> **Description of the task**
Below is a block of records; return all of them exactly, but without the images.
[BEGIN Data rows]
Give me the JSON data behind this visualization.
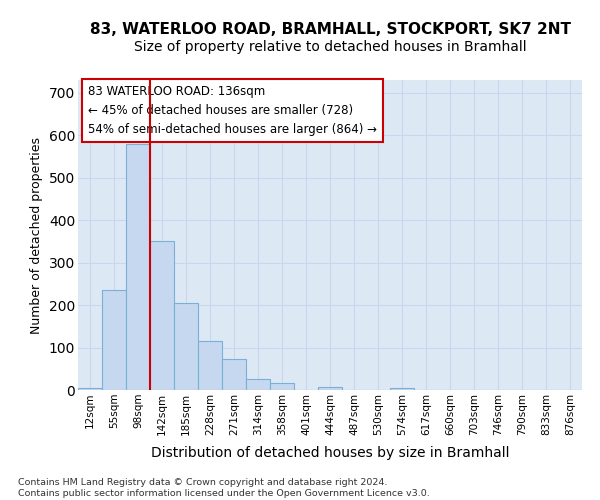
{
  "title_line1": "83, WATERLOO ROAD, BRAMHALL, STOCKPORT, SK7 2NT",
  "title_line2": "Size of property relative to detached houses in Bramhall",
  "xlabel": "Distribution of detached houses by size in Bramhall",
  "ylabel": "Number of detached properties",
  "footnote": "Contains HM Land Registry data © Crown copyright and database right 2024.\nContains public sector information licensed under the Open Government Licence v3.0.",
  "bin_labels": [
    "12sqm",
    "55sqm",
    "98sqm",
    "142sqm",
    "185sqm",
    "228sqm",
    "271sqm",
    "314sqm",
    "358sqm",
    "401sqm",
    "444sqm",
    "487sqm",
    "530sqm",
    "574sqm",
    "617sqm",
    "660sqm",
    "703sqm",
    "746sqm",
    "790sqm",
    "833sqm",
    "876sqm"
  ],
  "bar_values": [
    5,
    235,
    580,
    350,
    205,
    115,
    72,
    27,
    17,
    0,
    8,
    0,
    0,
    5,
    0,
    0,
    0,
    0,
    0,
    0,
    0
  ],
  "bar_color": "#c5d8f0",
  "bar_edge_color": "#7bafd4",
  "vline_color": "#cc0000",
  "vline_x_index": 3,
  "annotation_title": "83 WATERLOO ROAD: 136sqm",
  "annotation_line1": "← 45% of detached houses are smaller (728)",
  "annotation_line2": "54% of semi-detached houses are larger (864) →",
  "annotation_box_bg": "#ffffff",
  "annotation_box_edge": "#cc0000",
  "ylim": [
    0,
    730
  ],
  "yticks": [
    0,
    100,
    200,
    300,
    400,
    500,
    600,
    700
  ],
  "grid_color": "#c8d8ec",
  "bg_color": "#dde8f5",
  "title_fontsize": 11,
  "subtitle_fontsize": 10,
  "footnote_fontsize": 6.8,
  "ylabel_fontsize": 9,
  "xlabel_fontsize": 10
}
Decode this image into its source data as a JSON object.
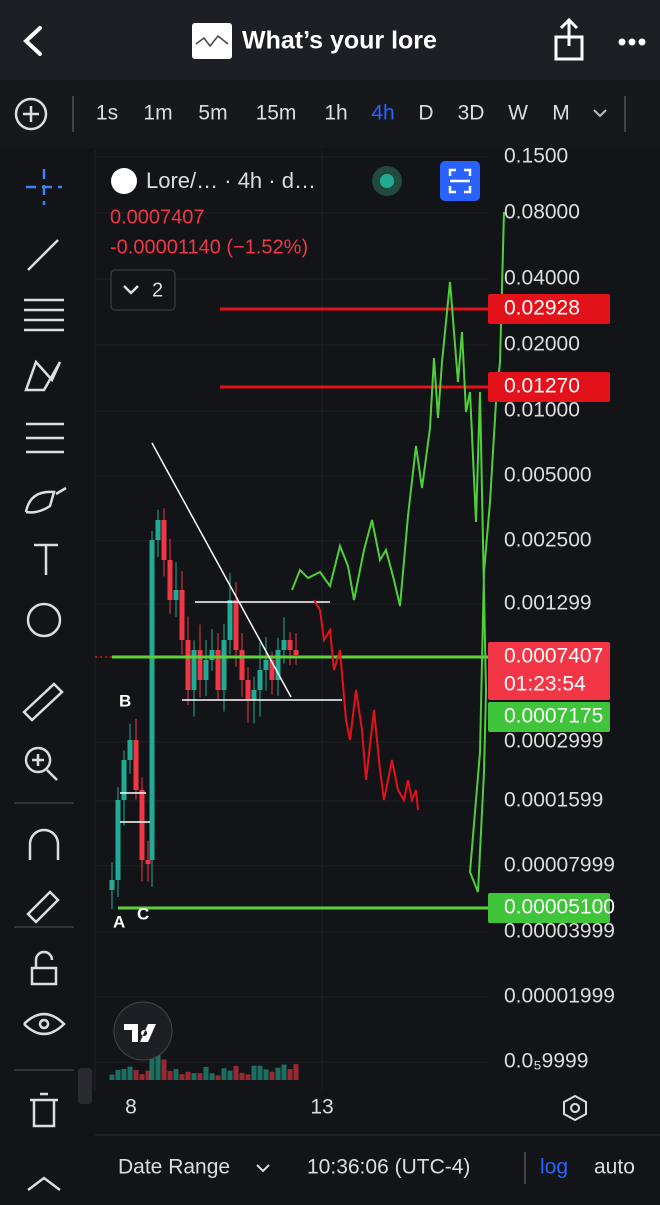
{
  "header": {
    "title": "What’s your lore"
  },
  "timeframes": [
    "1s",
    "1m",
    "5m",
    "15m",
    "1h",
    "4h",
    "D",
    "3D",
    "W",
    "M"
  ],
  "active_timeframe": "4h",
  "legend": {
    "symbol": "Lore/… · 4h · d…",
    "price": "0.0007407",
    "change": "-0.00001140 (−1.52%)",
    "collapsed_count": "2"
  },
  "price_axis": [
    "0.1500",
    "0.08000",
    "0.04000",
    "0.02000",
    "0.01000",
    "0.005000",
    "0.002500",
    "0.001299",
    "0.0002999",
    "0.0001599",
    "0.00007999",
    "0.00003999",
    "0.00001999",
    "0.0₅9999"
  ],
  "price_tags": [
    {
      "label": "0.02928",
      "color": "red"
    },
    {
      "label": "0.01270",
      "color": "red"
    },
    {
      "label": "0.0007407",
      "sub": "01:23:54",
      "color": "red"
    },
    {
      "label": "0.0007175",
      "color": "green"
    },
    {
      "label": "0.00005100",
      "color": "green"
    }
  ],
  "annotations": [
    "A",
    "B",
    "C"
  ],
  "time_axis": [
    "8",
    "13"
  ],
  "footer": {
    "date_range": "Date Range",
    "time": "10:36:06 (UTC-4)",
    "log": "log",
    "auto": "auto"
  }
}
[END Data rows]
> **The completed task**
Give me the JSON data behind this visualization.
{
  "title_line1": "83, WATERLOO ROAD, BRAMHALL, STOCKPORT, SK7 2NT",
  "title_line2": "Size of property relative to detached houses in Bramhall",
  "xlabel": "Distribution of detached houses by size in Bramhall",
  "ylabel": "Number of detached properties",
  "footnote": "Contains HM Land Registry data © Crown copyright and database right 2024.\nContains public sector information licensed under the Open Government Licence v3.0.",
  "bin_labels": [
    "12sqm",
    "55sqm",
    "98sqm",
    "142sqm",
    "185sqm",
    "228sqm",
    "271sqm",
    "314sqm",
    "358sqm",
    "401sqm",
    "444sqm",
    "487sqm",
    "530sqm",
    "574sqm",
    "617sqm",
    "660sqm",
    "703sqm",
    "746sqm",
    "790sqm",
    "833sqm",
    "876sqm"
  ],
  "bar_values": [
    5,
    235,
    580,
    350,
    205,
    115,
    72,
    27,
    17,
    0,
    8,
    0,
    0,
    5,
    0,
    0,
    0,
    0,
    0,
    0,
    0
  ],
  "bar_color": "#c5d8f0",
  "bar_edge_color": "#7bafd4",
  "vline_color": "#cc0000",
  "vline_x_index": 3,
  "annotation_title": "83 WATERLOO ROAD: 136sqm",
  "annotation_line1": "← 45% of detached houses are smaller (728)",
  "annotation_line2": "54% of semi-detached houses are larger (864) →",
  "annotation_box_bg": "#ffffff",
  "annotation_box_edge": "#cc0000",
  "ylim": [
    0,
    730
  ],
  "yticks": [
    0,
    100,
    200,
    300,
    400,
    500,
    600,
    700
  ],
  "grid_color": "#c8d8ec",
  "bg_color": "#dde8f5",
  "title_fontsize": 11,
  "subtitle_fontsize": 10,
  "footnote_fontsize": 6.8,
  "ylabel_fontsize": 9,
  "xlabel_fontsize": 10
}
Decode this image into its source data as a JSON object.
{
  "header": {
    "title": "What’s your lore"
  },
  "timeframes": [
    "1s",
    "1m",
    "5m",
    "15m",
    "1h",
    "4h",
    "D",
    "3D",
    "W",
    "M"
  ],
  "active_timeframe": "4h",
  "legend": {
    "symbol": "Lore/… · 4h · d…",
    "price": "0.0007407",
    "change": "-0.00001140 (−1.52%)",
    "collapsed_count": "2"
  },
  "price_axis": [
    "0.1500",
    "0.08000",
    "0.04000",
    "0.02000",
    "0.01000",
    "0.005000",
    "0.002500",
    "0.001299",
    "0.0002999",
    "0.0001599",
    "0.00007999",
    "0.00003999",
    "0.00001999",
    "0.0₅9999"
  ],
  "price_tags": [
    {
      "label": "0.02928",
      "color": "red"
    },
    {
      "label": "0.01270",
      "color": "red"
    },
    {
      "label": "0.0007407",
      "sub": "01:23:54",
      "color": "red"
    },
    {
      "label": "0.0007175",
      "color": "green"
    },
    {
      "label": "0.00005100",
      "color": "green"
    }
  ],
  "annotations": [
    "A",
    "B",
    "C"
  ],
  "time_axis": [
    "8",
    "13"
  ],
  "footer": {
    "date_range": "Date Range",
    "time": "10:36:06 (UTC-4)",
    "log": "log",
    "auto": "auto"
  }
}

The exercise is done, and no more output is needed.